■ **AIM OF THE EXERCISE**
Print every entry exactly as written.

■ **TASK DATA**
((
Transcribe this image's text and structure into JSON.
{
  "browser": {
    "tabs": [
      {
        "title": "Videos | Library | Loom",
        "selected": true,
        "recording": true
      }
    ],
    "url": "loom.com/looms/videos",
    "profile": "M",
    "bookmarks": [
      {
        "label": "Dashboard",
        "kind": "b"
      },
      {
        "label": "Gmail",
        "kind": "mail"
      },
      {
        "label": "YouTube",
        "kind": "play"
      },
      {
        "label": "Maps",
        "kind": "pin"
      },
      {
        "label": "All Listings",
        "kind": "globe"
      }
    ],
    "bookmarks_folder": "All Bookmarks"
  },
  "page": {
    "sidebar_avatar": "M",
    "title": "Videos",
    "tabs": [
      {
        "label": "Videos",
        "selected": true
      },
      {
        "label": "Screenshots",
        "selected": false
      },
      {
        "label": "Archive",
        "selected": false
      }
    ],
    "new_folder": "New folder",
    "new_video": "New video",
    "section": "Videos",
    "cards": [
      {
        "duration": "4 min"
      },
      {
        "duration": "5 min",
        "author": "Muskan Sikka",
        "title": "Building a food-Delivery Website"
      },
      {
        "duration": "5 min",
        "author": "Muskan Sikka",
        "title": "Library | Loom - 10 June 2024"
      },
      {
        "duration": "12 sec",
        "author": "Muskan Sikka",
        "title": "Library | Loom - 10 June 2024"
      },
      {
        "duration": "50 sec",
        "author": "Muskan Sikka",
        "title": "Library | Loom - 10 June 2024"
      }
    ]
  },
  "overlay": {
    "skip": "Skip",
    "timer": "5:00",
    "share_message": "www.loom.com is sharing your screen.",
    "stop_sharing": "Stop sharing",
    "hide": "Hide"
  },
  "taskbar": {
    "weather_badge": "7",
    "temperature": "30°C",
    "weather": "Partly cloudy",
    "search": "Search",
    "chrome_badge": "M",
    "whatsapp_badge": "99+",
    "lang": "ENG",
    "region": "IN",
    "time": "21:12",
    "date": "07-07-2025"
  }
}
))
■ **IN RESPONSE**
Transcribe this image's text and structure into JSON.
{
  "browser": {
    "tabs": [
      {
        "title": "Videos | Library | Loom",
        "selected": true,
        "recording": true
      }
    ],
    "url": "loom.com/looms/videos",
    "profile": "M",
    "bookmarks": [
      {
        "label": "Dashboard",
        "kind": "b"
      },
      {
        "label": "Gmail",
        "kind": "mail"
      },
      {
        "label": "YouTube",
        "kind": "play"
      },
      {
        "label": "Maps",
        "kind": "pin"
      },
      {
        "label": "All Listings",
        "kind": "globe"
      }
    ],
    "bookmarks_folder": "All Bookmarks"
  },
  "page": {
    "sidebar_avatar": "M",
    "title": "Videos",
    "tabs": [
      {
        "label": "Videos",
        "selected": true
      },
      {
        "label": "Screenshots",
        "selected": false
      },
      {
        "label": "Archive",
        "selected": false
      }
    ],
    "new_folder": "New folder",
    "new_video": "New video",
    "section": "Videos",
    "cards": [
      {
        "duration": "4 min"
      },
      {
        "duration": "5 min",
        "author": "Muskan Sikka",
        "title": "Building a food-Delivery Website"
      },
      {
        "duration": "5 min",
        "author": "Muskan Sikka",
        "title": "Library | Loom - 10 June 2024"
      },
      {
        "duration": "12 sec",
        "author": "Muskan Sikka",
        "title": "Library | Loom - 10 June 2024"
      },
      {
        "duration": "50 sec",
        "author": "Muskan Sikka",
        "title": "Library | Loom - 10 June 2024"
      }
    ]
  },
  "overlay": {
    "skip": "Skip",
    "timer": "5:00",
    "share_message": "www.loom.com is sharing your screen.",
    "stop_sharing": "Stop sharing",
    "hide": "Hide"
  },
  "taskbar": {
    "weather_badge": "7",
    "temperature": "30°C",
    "weather": "Partly cloudy",
    "search": "Search",
    "chrome_badge": "M",
    "whatsapp_badge": "99+",
    "lang": "ENG",
    "region": "IN",
    "time": "21:12",
    "date": "07-07-2025"
  }
}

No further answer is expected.